# [Short exercise]
Provide the records once more, identical to the original.

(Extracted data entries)
## Start

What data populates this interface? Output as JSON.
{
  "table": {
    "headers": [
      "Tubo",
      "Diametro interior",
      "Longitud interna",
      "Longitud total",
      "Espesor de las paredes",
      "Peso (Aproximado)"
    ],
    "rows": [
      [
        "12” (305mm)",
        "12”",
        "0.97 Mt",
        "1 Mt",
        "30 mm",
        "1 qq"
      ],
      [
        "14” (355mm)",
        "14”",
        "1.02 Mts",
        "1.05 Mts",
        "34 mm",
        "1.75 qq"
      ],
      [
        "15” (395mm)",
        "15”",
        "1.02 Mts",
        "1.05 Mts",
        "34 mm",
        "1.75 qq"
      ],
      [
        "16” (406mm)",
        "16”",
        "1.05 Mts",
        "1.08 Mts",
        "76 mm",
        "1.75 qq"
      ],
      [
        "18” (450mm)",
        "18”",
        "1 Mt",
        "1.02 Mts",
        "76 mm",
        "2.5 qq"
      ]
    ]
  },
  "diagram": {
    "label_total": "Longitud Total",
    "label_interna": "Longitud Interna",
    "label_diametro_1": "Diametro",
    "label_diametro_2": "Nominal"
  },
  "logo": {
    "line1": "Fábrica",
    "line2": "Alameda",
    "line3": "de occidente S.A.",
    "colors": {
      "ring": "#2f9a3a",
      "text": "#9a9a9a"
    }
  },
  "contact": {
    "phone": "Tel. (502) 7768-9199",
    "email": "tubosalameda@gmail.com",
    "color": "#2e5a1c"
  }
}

## End

# [Response]
What data populates this interface? Output as JSON.
{
  "table": {
    "headers": [
      "Tubo",
      "Diametro interior",
      "Longitud interna",
      "Longitud total",
      "Espesor de las paredes",
      "Peso (Aproximado)"
    ],
    "rows": [
      [
        "12” (305mm)",
        "12”",
        "0.97 Mt",
        "1 Mt",
        "30 mm",
        "1 qq"
      ],
      [
        "14” (355mm)",
        "14”",
        "1.02 Mts",
        "1.05 Mts",
        "34 mm",
        "1.75 qq"
      ],
      [
        "15” (395mm)",
        "15”",
        "1.02 Mts",
        "1.05 Mts",
        "34 mm",
        "1.75 qq"
      ],
      [
        "16” (406mm)",
        "16”",
        "1.05 Mts",
        "1.08 Mts",
        "76 mm",
        "1.75 qq"
      ],
      [
        "18” (450mm)",
        "18”",
        "1 Mt",
        "1.02 Mts",
        "76 mm",
        "2.5 qq"
      ]
    ]
  },
  "diagram": {
    "label_total": "Longitud Total",
    "label_interna": "Longitud Interna",
    "label_diametro_1": "Diametro",
    "label_diametro_2": "Nominal"
  },
  "logo": {
    "line1": "Fábrica",
    "line2": "Alameda",
    "line3": "de occidente S.A.",
    "colors": {
      "ring": "#2f9a3a",
      "text": "#9a9a9a"
    }
  },
  "contact": {
    "phone": "Tel. (502) 7768-9199",
    "email": "tubosalameda@gmail.com",
    "color": "#2e5a1c"
  }
}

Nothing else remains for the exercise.